Dataset entries on figures:
-=-=-=-=-
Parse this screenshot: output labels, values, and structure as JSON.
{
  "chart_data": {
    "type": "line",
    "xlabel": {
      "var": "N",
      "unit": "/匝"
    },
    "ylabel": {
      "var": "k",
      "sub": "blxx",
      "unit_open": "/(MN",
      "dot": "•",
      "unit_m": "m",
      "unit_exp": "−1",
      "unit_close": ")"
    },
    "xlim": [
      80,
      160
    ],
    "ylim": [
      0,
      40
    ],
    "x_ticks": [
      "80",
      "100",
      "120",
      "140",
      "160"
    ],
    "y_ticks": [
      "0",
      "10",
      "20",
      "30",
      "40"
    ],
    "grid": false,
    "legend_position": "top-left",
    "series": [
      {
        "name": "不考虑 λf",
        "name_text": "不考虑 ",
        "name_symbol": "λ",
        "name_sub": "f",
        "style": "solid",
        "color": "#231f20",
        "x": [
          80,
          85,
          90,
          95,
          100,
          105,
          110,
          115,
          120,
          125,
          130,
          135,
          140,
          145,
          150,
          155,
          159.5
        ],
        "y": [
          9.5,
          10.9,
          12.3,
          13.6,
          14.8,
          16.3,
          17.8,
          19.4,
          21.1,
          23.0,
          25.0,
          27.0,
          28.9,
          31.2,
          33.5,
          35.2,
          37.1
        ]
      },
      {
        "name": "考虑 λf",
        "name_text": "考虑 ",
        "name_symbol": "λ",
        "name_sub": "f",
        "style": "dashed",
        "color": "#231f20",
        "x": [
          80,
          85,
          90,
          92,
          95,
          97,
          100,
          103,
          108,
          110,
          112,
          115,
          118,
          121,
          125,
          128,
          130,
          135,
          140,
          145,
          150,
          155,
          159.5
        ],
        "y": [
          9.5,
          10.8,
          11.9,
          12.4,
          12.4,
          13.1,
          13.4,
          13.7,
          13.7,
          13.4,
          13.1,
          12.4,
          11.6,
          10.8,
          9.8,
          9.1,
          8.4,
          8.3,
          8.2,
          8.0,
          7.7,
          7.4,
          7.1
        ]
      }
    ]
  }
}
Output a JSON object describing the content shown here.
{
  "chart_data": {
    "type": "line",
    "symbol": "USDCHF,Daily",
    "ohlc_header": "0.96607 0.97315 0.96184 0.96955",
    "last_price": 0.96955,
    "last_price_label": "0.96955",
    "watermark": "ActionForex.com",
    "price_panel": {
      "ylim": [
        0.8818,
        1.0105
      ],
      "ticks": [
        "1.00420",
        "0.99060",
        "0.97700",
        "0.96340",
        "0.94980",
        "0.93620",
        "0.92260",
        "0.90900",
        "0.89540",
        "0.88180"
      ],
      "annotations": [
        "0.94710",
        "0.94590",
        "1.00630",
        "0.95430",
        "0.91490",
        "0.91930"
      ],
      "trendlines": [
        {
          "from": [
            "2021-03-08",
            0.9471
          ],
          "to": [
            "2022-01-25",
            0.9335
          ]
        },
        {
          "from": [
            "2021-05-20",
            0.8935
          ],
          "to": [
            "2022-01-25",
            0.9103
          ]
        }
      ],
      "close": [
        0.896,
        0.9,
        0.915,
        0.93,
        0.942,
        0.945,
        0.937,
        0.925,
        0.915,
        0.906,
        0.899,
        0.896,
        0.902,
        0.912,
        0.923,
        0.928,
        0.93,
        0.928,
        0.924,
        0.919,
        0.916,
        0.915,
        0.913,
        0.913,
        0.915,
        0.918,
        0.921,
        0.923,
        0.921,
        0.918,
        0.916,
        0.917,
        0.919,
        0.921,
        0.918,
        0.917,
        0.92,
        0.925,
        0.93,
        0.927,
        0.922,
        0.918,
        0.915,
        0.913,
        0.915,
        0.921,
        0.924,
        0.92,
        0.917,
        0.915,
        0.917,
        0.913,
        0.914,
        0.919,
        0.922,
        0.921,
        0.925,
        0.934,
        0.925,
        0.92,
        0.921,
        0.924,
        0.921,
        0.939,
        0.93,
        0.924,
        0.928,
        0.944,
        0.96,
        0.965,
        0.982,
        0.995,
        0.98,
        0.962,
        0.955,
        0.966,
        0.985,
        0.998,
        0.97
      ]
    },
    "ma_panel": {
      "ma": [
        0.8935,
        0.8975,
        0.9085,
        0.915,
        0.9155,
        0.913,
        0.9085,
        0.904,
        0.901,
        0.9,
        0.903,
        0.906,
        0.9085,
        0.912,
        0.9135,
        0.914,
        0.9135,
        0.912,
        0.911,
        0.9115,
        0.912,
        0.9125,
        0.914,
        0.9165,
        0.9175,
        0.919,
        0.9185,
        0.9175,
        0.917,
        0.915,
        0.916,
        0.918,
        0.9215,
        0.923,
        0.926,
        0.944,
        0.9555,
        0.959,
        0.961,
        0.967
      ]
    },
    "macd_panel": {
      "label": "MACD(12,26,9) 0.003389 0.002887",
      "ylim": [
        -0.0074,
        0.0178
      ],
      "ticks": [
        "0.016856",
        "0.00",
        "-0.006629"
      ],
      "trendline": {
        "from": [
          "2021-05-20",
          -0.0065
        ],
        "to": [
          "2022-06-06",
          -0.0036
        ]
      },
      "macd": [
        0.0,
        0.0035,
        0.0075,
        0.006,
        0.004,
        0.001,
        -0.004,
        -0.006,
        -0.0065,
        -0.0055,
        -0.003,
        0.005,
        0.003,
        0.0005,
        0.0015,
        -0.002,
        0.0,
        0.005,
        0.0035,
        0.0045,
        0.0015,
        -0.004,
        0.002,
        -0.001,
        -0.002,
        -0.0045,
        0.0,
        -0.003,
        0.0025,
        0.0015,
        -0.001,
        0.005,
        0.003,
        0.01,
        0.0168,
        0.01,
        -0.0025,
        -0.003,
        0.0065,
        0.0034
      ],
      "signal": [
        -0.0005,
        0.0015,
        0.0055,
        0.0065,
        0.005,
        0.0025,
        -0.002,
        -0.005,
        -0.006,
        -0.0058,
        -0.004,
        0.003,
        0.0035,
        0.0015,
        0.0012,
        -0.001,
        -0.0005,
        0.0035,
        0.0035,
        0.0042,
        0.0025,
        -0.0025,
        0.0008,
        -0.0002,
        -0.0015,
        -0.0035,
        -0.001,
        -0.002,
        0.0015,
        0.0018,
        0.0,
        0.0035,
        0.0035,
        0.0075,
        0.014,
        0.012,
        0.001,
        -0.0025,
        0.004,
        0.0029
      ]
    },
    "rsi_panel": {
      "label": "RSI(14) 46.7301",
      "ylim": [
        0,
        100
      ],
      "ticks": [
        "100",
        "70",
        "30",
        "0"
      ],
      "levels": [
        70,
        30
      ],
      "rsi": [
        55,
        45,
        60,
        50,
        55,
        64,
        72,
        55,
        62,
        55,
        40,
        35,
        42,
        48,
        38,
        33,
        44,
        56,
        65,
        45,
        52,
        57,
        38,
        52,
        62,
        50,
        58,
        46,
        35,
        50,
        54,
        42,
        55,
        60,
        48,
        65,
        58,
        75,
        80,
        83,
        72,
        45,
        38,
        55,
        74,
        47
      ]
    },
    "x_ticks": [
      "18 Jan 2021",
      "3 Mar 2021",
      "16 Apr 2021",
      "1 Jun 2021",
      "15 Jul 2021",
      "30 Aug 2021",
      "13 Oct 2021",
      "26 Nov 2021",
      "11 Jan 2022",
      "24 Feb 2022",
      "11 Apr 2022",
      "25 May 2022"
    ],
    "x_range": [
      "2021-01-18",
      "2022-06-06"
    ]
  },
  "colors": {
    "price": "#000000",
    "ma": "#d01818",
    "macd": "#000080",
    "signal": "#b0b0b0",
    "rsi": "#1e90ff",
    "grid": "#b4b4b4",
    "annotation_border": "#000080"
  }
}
-=-=-=-=-
◆ **The request**: Extract all of the data above without altering anything.

◆ **The solution**:
Parse this screenshot: output labels, values, and structure as JSON.
{
  "chart_data": {
    "type": "line",
    "xlabel": {
      "var": "N",
      "unit": "/匝"
    },
    "ylabel": {
      "var": "k",
      "sub": "blxx",
      "unit_open": "/(MN",
      "dot": "•",
      "unit_m": "m",
      "unit_exp": "−1",
      "unit_close": ")"
    },
    "xlim": [
      80,
      160
    ],
    "ylim": [
      0,
      40
    ],
    "x_ticks": [
      "80",
      "100",
      "120",
      "140",
      "160"
    ],
    "y_ticks": [
      "0",
      "10",
      "20",
      "30",
      "40"
    ],
    "grid": false,
    "legend_position": "top-left",
    "series": [
      {
        "name": "不考虑 λf",
        "name_text": "不考虑 ",
        "name_symbol": "λ",
        "name_sub": "f",
        "style": "solid",
        "color": "#231f20",
        "x": [
          80,
          85,
          90,
          95,
          100,
          105,
          110,
          115,
          120,
          125,
          130,
          135,
          140,
          145,
          150,
          155,
          159.5
        ],
        "y": [
          9.5,
          10.9,
          12.3,
          13.6,
          14.8,
          16.3,
          17.8,
          19.4,
          21.1,
          23.0,
          25.0,
          27.0,
          28.9,
          31.2,
          33.5,
          35.2,
          37.1
        ]
      },
      {
        "name": "考虑 λf",
        "name_text": "考虑 ",
        "name_symbol": "λ",
        "name_sub": "f",
        "style": "dashed",
        "color": "#231f20",
        "x": [
          80,
          85,
          90,
          92,
          95,
          97,
          100,
          103,
          108,
          110,
          112,
          115,
          118,
          121,
          125,
          128,
          130,
          135,
          140,
          145,
          150,
          155,
          159.5
        ],
        "y": [
          9.5,
          10.8,
          11.9,
          12.4,
          12.4,
          13.1,
          13.4,
          13.7,
          13.7,
          13.4,
          13.1,
          12.4,
          11.6,
          10.8,
          9.8,
          9.1,
          8.4,
          8.3,
          8.2,
          8.0,
          7.7,
          7.4,
          7.1
        ]
      }
    ]
  }
}
Output a JSON object describing the content shown here.
{
  "chart_data": {
    "type": "line",
    "symbol": "USDCHF,Daily",
    "ohlc_header": "0.96607 0.97315 0.96184 0.96955",
    "last_price": 0.96955,
    "last_price_label": "0.96955",
    "watermark": "ActionForex.com",
    "price_panel": {
      "ylim": [
        0.8818,
        1.0105
      ],
      "ticks": [
        "1.00420",
        "0.99060",
        "0.97700",
        "0.96340",
        "0.94980",
        "0.93620",
        "0.92260",
        "0.90900",
        "0.89540",
        "0.88180"
      ],
      "annotations": [
        "0.94710",
        "0.94590",
        "1.00630",
        "0.95430",
        "0.91490",
        "0.91930"
      ],
      "trendlines": [
        {
          "from": [
            "2021-03-08",
            0.9471
          ],
          "to": [
            "2022-01-25",
            0.9335
          ]
        },
        {
          "from": [
            "2021-05-20",
            0.8935
          ],
          "to": [
            "2022-01-25",
            0.9103
          ]
        }
      ],
      "close": [
        0.896,
        0.9,
        0.915,
        0.93,
        0.942,
        0.945,
        0.937,
        0.925,
        0.915,
        0.906,
        0.899,
        0.896,
        0.902,
        0.912,
        0.923,
        0.928,
        0.93,
        0.928,
        0.924,
        0.919,
        0.916,
        0.915,
        0.913,
        0.913,
        0.915,
        0.918,
        0.921,
        0.923,
        0.921,
        0.918,
        0.916,
        0.917,
        0.919,
        0.921,
        0.918,
        0.917,
        0.92,
        0.925,
        0.93,
        0.927,
        0.922,
        0.918,
        0.915,
        0.913,
        0.915,
        0.921,
        0.924,
        0.92,
        0.917,
        0.915,
        0.917,
        0.913,
        0.914,
        0.919,
        0.922,
        0.921,
        0.925,
        0.934,
        0.925,
        0.92,
        0.921,
        0.924,
        0.921,
        0.939,
        0.93,
        0.924,
        0.928,
        0.944,
        0.96,
        0.965,
        0.982,
        0.995,
        0.98,
        0.962,
        0.955,
        0.966,
        0.985,
        0.998,
        0.97
      ]
    },
    "ma_panel": {
      "ma": [
        0.8935,
        0.8975,
        0.9085,
        0.915,
        0.9155,
        0.913,
        0.9085,
        0.904,
        0.901,
        0.9,
        0.903,
        0.906,
        0.9085,
        0.912,
        0.9135,
        0.914,
        0.9135,
        0.912,
        0.911,
        0.9115,
        0.912,
        0.9125,
        0.914,
        0.9165,
        0.9175,
        0.919,
        0.9185,
        0.9175,
        0.917,
        0.915,
        0.916,
        0.918,
        0.9215,
        0.923,
        0.926,
        0.944,
        0.9555,
        0.959,
        0.961,
        0.967
      ]
    },
    "macd_panel": {
      "label": "MACD(12,26,9) 0.003389 0.002887",
      "ylim": [
        -0.0074,
        0.0178
      ],
      "ticks": [
        "0.016856",
        "0.00",
        "-0.006629"
      ],
      "trendline": {
        "from": [
          "2021-05-20",
          -0.0065
        ],
        "to": [
          "2022-06-06",
          -0.0036
        ]
      },
      "macd": [
        0.0,
        0.0035,
        0.0075,
        0.006,
        0.004,
        0.001,
        -0.004,
        -0.006,
        -0.0065,
        -0.0055,
        -0.003,
        0.005,
        0.003,
        0.0005,
        0.0015,
        -0.002,
        0.0,
        0.005,
        0.0035,
        0.0045,
        0.0015,
        -0.004,
        0.002,
        -0.001,
        -0.002,
        -0.0045,
        0.0,
        -0.003,
        0.0025,
        0.0015,
        -0.001,
        0.005,
        0.003,
        0.01,
        0.0168,
        0.01,
        -0.0025,
        -0.003,
        0.0065,
        0.0034
      ],
      "signal": [
        -0.0005,
        0.0015,
        0.0055,
        0.0065,
        0.005,
        0.0025,
        -0.002,
        -0.005,
        -0.006,
        -0.0058,
        -0.004,
        0.003,
        0.0035,
        0.0015,
        0.0012,
        -0.001,
        -0.0005,
        0.0035,
        0.0035,
        0.0042,
        0.0025,
        -0.0025,
        0.0008,
        -0.0002,
        -0.0015,
        -0.0035,
        -0.001,
        -0.002,
        0.0015,
        0.0018,
        0.0,
        0.0035,
        0.0035,
        0.0075,
        0.014,
        0.012,
        0.001,
        -0.0025,
        0.004,
        0.0029
      ]
    },
    "rsi_panel": {
      "label": "RSI(14) 46.7301",
      "ylim": [
        0,
        100
      ],
      "ticks": [
        "100",
        "70",
        "30",
        "0"
      ],
      "levels": [
        70,
        30
      ],
      "rsi": [
        55,
        45,
        60,
        50,
        55,
        64,
        72,
        55,
        62,
        55,
        40,
        35,
        42,
        48,
        38,
        33,
        44,
        56,
        65,
        45,
        52,
        57,
        38,
        52,
        62,
        50,
        58,
        46,
        35,
        50,
        54,
        42,
        55,
        60,
        48,
        65,
        58,
        75,
        80,
        83,
        72,
        45,
        38,
        55,
        74,
        47
      ]
    },
    "x_ticks": [
      "18 Jan 2021",
      "3 Mar 2021",
      "16 Apr 2021",
      "1 Jun 2021",
      "15 Jul 2021",
      "30 Aug 2021",
      "13 Oct 2021",
      "26 Nov 2021",
      "11 Jan 2022",
      "24 Feb 2022",
      "11 Apr 2022",
      "25 May 2022"
    ],
    "x_range": [
      "2021-01-18",
      "2022-06-06"
    ]
  },
  "colors": {
    "price": "#000000",
    "ma": "#d01818",
    "macd": "#000080",
    "signal": "#b0b0b0",
    "rsi": "#1e90ff",
    "grid": "#b4b4b4",
    "annotation_border": "#000080"
  }
}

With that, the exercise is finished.